Dataset entries on figures:
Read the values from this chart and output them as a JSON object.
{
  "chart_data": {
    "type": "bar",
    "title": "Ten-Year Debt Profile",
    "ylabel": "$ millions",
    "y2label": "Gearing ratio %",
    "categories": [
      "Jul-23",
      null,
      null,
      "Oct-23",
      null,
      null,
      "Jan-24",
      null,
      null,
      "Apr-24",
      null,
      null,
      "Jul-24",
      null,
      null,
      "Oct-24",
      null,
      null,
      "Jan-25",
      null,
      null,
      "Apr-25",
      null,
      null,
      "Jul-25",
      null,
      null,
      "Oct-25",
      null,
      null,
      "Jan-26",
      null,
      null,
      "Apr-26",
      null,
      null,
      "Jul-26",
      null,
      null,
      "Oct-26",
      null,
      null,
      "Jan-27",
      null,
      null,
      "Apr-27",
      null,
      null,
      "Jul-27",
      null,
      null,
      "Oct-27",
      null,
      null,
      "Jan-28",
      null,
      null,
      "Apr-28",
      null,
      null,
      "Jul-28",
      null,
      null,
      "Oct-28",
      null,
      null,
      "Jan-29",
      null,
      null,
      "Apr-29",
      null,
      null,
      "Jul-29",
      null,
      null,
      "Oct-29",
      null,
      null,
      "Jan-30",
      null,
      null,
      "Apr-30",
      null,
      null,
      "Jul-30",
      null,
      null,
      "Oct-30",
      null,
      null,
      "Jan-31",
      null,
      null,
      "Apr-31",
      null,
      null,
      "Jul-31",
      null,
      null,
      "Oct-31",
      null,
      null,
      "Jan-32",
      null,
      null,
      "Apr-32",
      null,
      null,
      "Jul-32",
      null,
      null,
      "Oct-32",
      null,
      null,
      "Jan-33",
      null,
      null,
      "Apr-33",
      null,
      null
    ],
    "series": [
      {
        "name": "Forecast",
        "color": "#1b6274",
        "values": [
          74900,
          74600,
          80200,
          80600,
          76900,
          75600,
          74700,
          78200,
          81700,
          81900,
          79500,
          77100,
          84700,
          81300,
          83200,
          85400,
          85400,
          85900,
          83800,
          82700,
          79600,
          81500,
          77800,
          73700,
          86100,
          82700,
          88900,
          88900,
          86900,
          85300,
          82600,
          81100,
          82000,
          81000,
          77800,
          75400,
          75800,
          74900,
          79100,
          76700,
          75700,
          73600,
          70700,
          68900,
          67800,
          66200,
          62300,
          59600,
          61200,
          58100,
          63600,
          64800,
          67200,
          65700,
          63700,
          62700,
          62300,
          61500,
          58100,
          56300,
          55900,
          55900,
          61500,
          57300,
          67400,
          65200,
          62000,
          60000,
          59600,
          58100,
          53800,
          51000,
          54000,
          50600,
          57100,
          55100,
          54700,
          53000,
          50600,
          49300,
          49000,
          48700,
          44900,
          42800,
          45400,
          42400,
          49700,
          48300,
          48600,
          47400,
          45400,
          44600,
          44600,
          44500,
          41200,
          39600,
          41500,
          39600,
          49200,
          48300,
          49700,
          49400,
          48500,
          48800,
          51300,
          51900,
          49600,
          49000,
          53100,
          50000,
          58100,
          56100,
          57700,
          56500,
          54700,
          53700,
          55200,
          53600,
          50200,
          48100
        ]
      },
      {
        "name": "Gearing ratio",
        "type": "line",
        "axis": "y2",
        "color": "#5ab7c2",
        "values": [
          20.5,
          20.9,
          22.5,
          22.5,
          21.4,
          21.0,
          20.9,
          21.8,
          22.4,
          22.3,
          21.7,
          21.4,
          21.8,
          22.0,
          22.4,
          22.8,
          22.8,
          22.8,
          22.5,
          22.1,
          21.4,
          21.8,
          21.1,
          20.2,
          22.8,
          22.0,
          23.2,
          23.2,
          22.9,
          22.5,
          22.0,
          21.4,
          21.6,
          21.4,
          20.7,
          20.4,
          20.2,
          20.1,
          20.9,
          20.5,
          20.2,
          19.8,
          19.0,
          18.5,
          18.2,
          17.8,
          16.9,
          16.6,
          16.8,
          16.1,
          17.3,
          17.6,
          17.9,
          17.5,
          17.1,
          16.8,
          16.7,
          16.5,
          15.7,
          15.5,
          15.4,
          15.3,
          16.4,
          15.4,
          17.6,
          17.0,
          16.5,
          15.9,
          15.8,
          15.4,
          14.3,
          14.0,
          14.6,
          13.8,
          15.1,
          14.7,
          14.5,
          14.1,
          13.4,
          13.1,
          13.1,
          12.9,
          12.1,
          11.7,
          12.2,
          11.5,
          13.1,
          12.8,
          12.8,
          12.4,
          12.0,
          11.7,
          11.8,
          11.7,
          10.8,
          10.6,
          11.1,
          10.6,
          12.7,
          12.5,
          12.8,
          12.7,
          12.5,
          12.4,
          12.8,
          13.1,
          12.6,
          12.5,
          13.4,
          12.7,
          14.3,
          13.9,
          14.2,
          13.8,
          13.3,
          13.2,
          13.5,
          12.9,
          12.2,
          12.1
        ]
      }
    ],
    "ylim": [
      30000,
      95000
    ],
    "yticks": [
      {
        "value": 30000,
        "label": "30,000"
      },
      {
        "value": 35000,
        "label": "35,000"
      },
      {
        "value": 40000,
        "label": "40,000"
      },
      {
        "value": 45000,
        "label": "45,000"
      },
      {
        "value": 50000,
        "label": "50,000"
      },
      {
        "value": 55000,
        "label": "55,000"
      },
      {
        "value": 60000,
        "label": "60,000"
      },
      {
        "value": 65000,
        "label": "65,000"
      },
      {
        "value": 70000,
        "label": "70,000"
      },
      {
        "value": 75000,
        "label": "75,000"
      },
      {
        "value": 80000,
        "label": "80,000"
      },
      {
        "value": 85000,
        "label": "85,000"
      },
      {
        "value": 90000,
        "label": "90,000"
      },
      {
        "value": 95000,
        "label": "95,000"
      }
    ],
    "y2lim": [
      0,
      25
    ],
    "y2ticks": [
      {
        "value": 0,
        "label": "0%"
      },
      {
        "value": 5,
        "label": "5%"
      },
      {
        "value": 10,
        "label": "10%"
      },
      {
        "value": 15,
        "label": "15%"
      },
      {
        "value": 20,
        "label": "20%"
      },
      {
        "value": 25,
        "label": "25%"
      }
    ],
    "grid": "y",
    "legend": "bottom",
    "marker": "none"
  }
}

→ **Task statement**
Set down every line of the listing above again, exactly as given.

→ **Answer**
Read the values from this chart and output them as a JSON object.
{
  "chart_data": {
    "type": "bar",
    "title": "Ten-Year Debt Profile",
    "ylabel": "$ millions",
    "y2label": "Gearing ratio %",
    "categories": [
      "Jul-23",
      null,
      null,
      "Oct-23",
      null,
      null,
      "Jan-24",
      null,
      null,
      "Apr-24",
      null,
      null,
      "Jul-24",
      null,
      null,
      "Oct-24",
      null,
      null,
      "Jan-25",
      null,
      null,
      "Apr-25",
      null,
      null,
      "Jul-25",
      null,
      null,
      "Oct-25",
      null,
      null,
      "Jan-26",
      null,
      null,
      "Apr-26",
      null,
      null,
      "Jul-26",
      null,
      null,
      "Oct-26",
      null,
      null,
      "Jan-27",
      null,
      null,
      "Apr-27",
      null,
      null,
      "Jul-27",
      null,
      null,
      "Oct-27",
      null,
      null,
      "Jan-28",
      null,
      null,
      "Apr-28",
      null,
      null,
      "Jul-28",
      null,
      null,
      "Oct-28",
      null,
      null,
      "Jan-29",
      null,
      null,
      "Apr-29",
      null,
      null,
      "Jul-29",
      null,
      null,
      "Oct-29",
      null,
      null,
      "Jan-30",
      null,
      null,
      "Apr-30",
      null,
      null,
      "Jul-30",
      null,
      null,
      "Oct-30",
      null,
      null,
      "Jan-31",
      null,
      null,
      "Apr-31",
      null,
      null,
      "Jul-31",
      null,
      null,
      "Oct-31",
      null,
      null,
      "Jan-32",
      null,
      null,
      "Apr-32",
      null,
      null,
      "Jul-32",
      null,
      null,
      "Oct-32",
      null,
      null,
      "Jan-33",
      null,
      null,
      "Apr-33",
      null,
      null
    ],
    "series": [
      {
        "name": "Forecast",
        "color": "#1b6274",
        "values": [
          74900,
          74600,
          80200,
          80600,
          76900,
          75600,
          74700,
          78200,
          81700,
          81900,
          79500,
          77100,
          84700,
          81300,
          83200,
          85400,
          85400,
          85900,
          83800,
          82700,
          79600,
          81500,
          77800,
          73700,
          86100,
          82700,
          88900,
          88900,
          86900,
          85300,
          82600,
          81100,
          82000,
          81000,
          77800,
          75400,
          75800,
          74900,
          79100,
          76700,
          75700,
          73600,
          70700,
          68900,
          67800,
          66200,
          62300,
          59600,
          61200,
          58100,
          63600,
          64800,
          67200,
          65700,
          63700,
          62700,
          62300,
          61500,
          58100,
          56300,
          55900,
          55900,
          61500,
          57300,
          67400,
          65200,
          62000,
          60000,
          59600,
          58100,
          53800,
          51000,
          54000,
          50600,
          57100,
          55100,
          54700,
          53000,
          50600,
          49300,
          49000,
          48700,
          44900,
          42800,
          45400,
          42400,
          49700,
          48300,
          48600,
          47400,
          45400,
          44600,
          44600,
          44500,
          41200,
          39600,
          41500,
          39600,
          49200,
          48300,
          49700,
          49400,
          48500,
          48800,
          51300,
          51900,
          49600,
          49000,
          53100,
          50000,
          58100,
          56100,
          57700,
          56500,
          54700,
          53700,
          55200,
          53600,
          50200,
          48100
        ]
      },
      {
        "name": "Gearing ratio",
        "type": "line",
        "axis": "y2",
        "color": "#5ab7c2",
        "values": [
          20.5,
          20.9,
          22.5,
          22.5,
          21.4,
          21.0,
          20.9,
          21.8,
          22.4,
          22.3,
          21.7,
          21.4,
          21.8,
          22.0,
          22.4,
          22.8,
          22.8,
          22.8,
          22.5,
          22.1,
          21.4,
          21.8,
          21.1,
          20.2,
          22.8,
          22.0,
          23.2,
          23.2,
          22.9,
          22.5,
          22.0,
          21.4,
          21.6,
          21.4,
          20.7,
          20.4,
          20.2,
          20.1,
          20.9,
          20.5,
          20.2,
          19.8,
          19.0,
          18.5,
          18.2,
          17.8,
          16.9,
          16.6,
          16.8,
          16.1,
          17.3,
          17.6,
          17.9,
          17.5,
          17.1,
          16.8,
          16.7,
          16.5,
          15.7,
          15.5,
          15.4,
          15.3,
          16.4,
          15.4,
          17.6,
          17.0,
          16.5,
          15.9,
          15.8,
          15.4,
          14.3,
          14.0,
          14.6,
          13.8,
          15.1,
          14.7,
          14.5,
          14.1,
          13.4,
          13.1,
          13.1,
          12.9,
          12.1,
          11.7,
          12.2,
          11.5,
          13.1,
          12.8,
          12.8,
          12.4,
          12.0,
          11.7,
          11.8,
          11.7,
          10.8,
          10.6,
          11.1,
          10.6,
          12.7,
          12.5,
          12.8,
          12.7,
          12.5,
          12.4,
          12.8,
          13.1,
          12.6,
          12.5,
          13.4,
          12.7,
          14.3,
          13.9,
          14.2,
          13.8,
          13.3,
          13.2,
          13.5,
          12.9,
          12.2,
          12.1
        ]
      }
    ],
    "ylim": [
      30000,
      95000
    ],
    "yticks": [
      {
        "value": 30000,
        "label": "30,000"
      },
      {
        "value": 35000,
        "label": "35,000"
      },
      {
        "value": 40000,
        "label": "40,000"
      },
      {
        "value": 45000,
        "label": "45,000"
      },
      {
        "value": 50000,
        "label": "50,000"
      },
      {
        "value": 55000,
        "label": "55,000"
      },
      {
        "value": 60000,
        "label": "60,000"
      },
      {
        "value": 65000,
        "label": "65,000"
      },
      {
        "value": 70000,
        "label": "70,000"
      },
      {
        "value": 75000,
        "label": "75,000"
      },
      {
        "value": 80000,
        "label": "80,000"
      },
      {
        "value": 85000,
        "label": "85,000"
      },
      {
        "value": 90000,
        "label": "90,000"
      },
      {
        "value": 95000,
        "label": "95,000"
      }
    ],
    "y2lim": [
      0,
      25
    ],
    "y2ticks": [
      {
        "value": 0,
        "label": "0%"
      },
      {
        "value": 5,
        "label": "5%"
      },
      {
        "value": 10,
        "label": "10%"
      },
      {
        "value": 15,
        "label": "15%"
      },
      {
        "value": 20,
        "label": "20%"
      },
      {
        "value": 25,
        "label": "25%"
      }
    ],
    "grid": "y",
    "legend": "bottom",
    "marker": "none"
  }
}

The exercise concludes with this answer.